# Source
---
State ex rel. Kirkwood v. Heege
Decision Date | 23 June 1896 |
Citation | 36 S.W. 614,135 Mo. 112 |
Parties | The State ex rel. Kirkwood, Appellant, v. Heege et al |
Court | Missouri Supreme Court |
Appeal from St. Louis County Circuit Court. -- Hon. Rudolph Hirzel Judge.
Affirmed.
Albert N. Edwards and O. J. & R. Lee Mudd for appellant.
(1) Mandamus is the appropriate and proper remedy. Mandamus may not direct a particular action or judgment, but will compel the county court to act. The county court declined to receive the petition of the town of Kirkwood or to take any action thereon but to reject it. Therefore mandamus is the appropriate remedy. State ex rel. v. Court, 73 Mo 560; State ex rel. v. Cramer, 96 Mo. 84; High on Ex Leg. Rem. [2 Ed.], sec. 150. (2) The alternative writ stated every fact necessary in law to entitle relator to the peremptory writ. R. S. 1889, sec. 7895; Session Acts of 1893, p. 111. (3) Acts of the legislature duly passed and published are presumed to be law. The constitutionality of such act is presumed until its unconstitutionality is made to appear clearly and beyond doubt. Phillipps v. Railroad, 86 Mo. 540; Ewing v. Hoblitzelle, 85 Mo. 64. It is for the demurrants to show by what authority and wherein the act is unconstitutional. (4) The act of 1893 (Sess. Acts, 1893, p. 111) upon its face applies to St. Louis county and to the town of Kirkwood. It says: "All counties contemplated in the provisions of section 7895, of article 4, of chapter 140, of Revised Statutes of Missouri, 1889." The act of 1893 then applies to and controls that class of counties, or it applies to no counties and is a nullity. But the presumption is that the act is not a nullity but is law and means what it says. The class of counties "contemplated in the provisions of section 7895, of article 4 of chapter 140, of Revised Statutes of Missouri, 1889," can not adopt township organization. The provisions of article 4, referred to exclude the possibility of township organization, and therefore the act of 1893 can not mean or apply to counties adopting township organization, but as it plainly says, means and refers to the class of counties "contemplated in section 7895, article 4, of chapter 140, Revised Statutes, 1889." St. Louis v. Lane, 110 Mo. 254.
---
# Rows
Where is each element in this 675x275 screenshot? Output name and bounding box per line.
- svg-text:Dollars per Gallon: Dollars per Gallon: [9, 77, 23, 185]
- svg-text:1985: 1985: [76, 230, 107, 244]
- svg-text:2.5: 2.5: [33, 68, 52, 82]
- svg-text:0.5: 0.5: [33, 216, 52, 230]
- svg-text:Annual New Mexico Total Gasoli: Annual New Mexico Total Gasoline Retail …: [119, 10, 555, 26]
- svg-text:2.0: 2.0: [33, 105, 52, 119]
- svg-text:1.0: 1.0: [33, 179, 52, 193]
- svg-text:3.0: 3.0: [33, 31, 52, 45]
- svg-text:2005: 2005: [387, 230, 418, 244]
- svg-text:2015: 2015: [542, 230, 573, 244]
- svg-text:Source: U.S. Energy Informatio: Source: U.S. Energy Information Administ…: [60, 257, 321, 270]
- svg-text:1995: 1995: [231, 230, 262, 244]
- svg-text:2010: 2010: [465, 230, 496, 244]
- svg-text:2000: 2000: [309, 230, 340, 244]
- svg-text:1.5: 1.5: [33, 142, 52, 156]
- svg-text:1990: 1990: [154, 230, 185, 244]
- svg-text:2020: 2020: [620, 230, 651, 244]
---
# Given exercise A
Would you return the stretch of the Kirkwood v. Heege case report from "State ex rel. Kirkwood v." through "Mudd for appellant."?
# Given exercise B
In the Kirkwood v. Heege case report, why does the appellant argue that mandamus is the proper remedy?
# Given exercise C
Can you continue the Kirkwood v. Heege case report from where it stops?
Nothing in the entries is needed here.

# Result A
State ex rel. Kirkwood v. Heege
Decision Date | 23 June 1896 |
Citation | 36 S.W. 614,135 Mo. 112 |
Parties | The State ex rel. Kirkwood, Appellant, v. Heege et al |
Court | Missouri Supreme Court |
Appeal from St. Louis County Circuit Court. -- Hon. Rudolph Hirzel Judge.
Affirmed.
Albert N. Edwards and O. J. & R. Lee Mudd for appellant.

# Result B
Mandamus cannot direct a particular action or judgment, but it can compel the county court to act. The county court declined to receive the town of Kirkwood's petition or take any action on it except to reject it, so the appellant argues that mandamus is the appropriate remedy.

# Result C
F. A. Heidorn, prosecuting attorney, Zach. J. Mitchell and John W. McElhinney for respondents.
(1) The act of 1893 should be construed as part of the township organization law, and as having no effect in counties where township organization has not been adopted. It purports to amend section 8553 of the statutes of 1889. That section was a part of the township organization act, passed in 1879, and has been retained through all amendments and revisions of the original act. Laws of Missouri, 1879, p. 231, sec. 29. (2) The effect of retaining this section in the revised laws is that it must be construed as a continuation of the original section, with the same meaning and effect as it originally had, and not as a new enactment. R. S. 1889, sec. 6606; R. S. 1879, sec. 3160; Dart v. Bagley, 110 Mo. 42; Cape Girardeau v. Riley, 52 Mo. 424; Pool v. Brown, 98 Mo. 675; State ex rel. v. Heidorn, 74 Mo. 410. (3) The constitution prohibits, first, double or "logrolling" legislation, and, second, deceptive or fraudulent legislation. The object is to protect the members of the legislature as well as the citizens at large from surprise and deception as to the contents and true purpose of a bill, as well as to prevent the uniting of incongruous matters in one act. Cooley, Const. Lim. [6 Ed.], 171-173; Black, Const. Law, sec. 107, pp. 286, 287; Sedgwick, Const. of Stat. etc. [2 Ed.], Pomeroy's notes to pp. 518, 520; State ex rel. v. Co. Ct. Jackson Co., 102 Mo. 531; St. Louis v. Tiefel, 42 Mo. 578; People v. Mahaney, 13 Mich. 481; In re Hauck, 70 Mich. 396; Town of Cantrill v. Sainer, 59 Iowa 26. (4) The act is in violation of the provision prohibiting the legislature to make any grant, or authorize the making of any grant, of public money or thing of value "to any individual, association of individuals, municipal or other corporation whatsoever." Const. 1875, art. 4, sec. 46. (5) A tax for county road purposes, when levied and collected, is public money. A county is a political subdivision of the state for local governmental purposes. Its funds are as much public funds as the moneys in the state treasury. (6) On the other hand, a city or town in its corporate capacity is proprietary or private in its character. (7) County roads and bridges are matters of general or public concern, while city streets, sidewalks and alleys have a local and peculiar or corporate character. 1 Dill. Munic. Corp. [4 Ed.], sec. 66; Id., sec. 74, note 1; Jefferson County v. St. Louis County, 113 Mo. 619; Clark v. Adair County, 79 Mo. 536.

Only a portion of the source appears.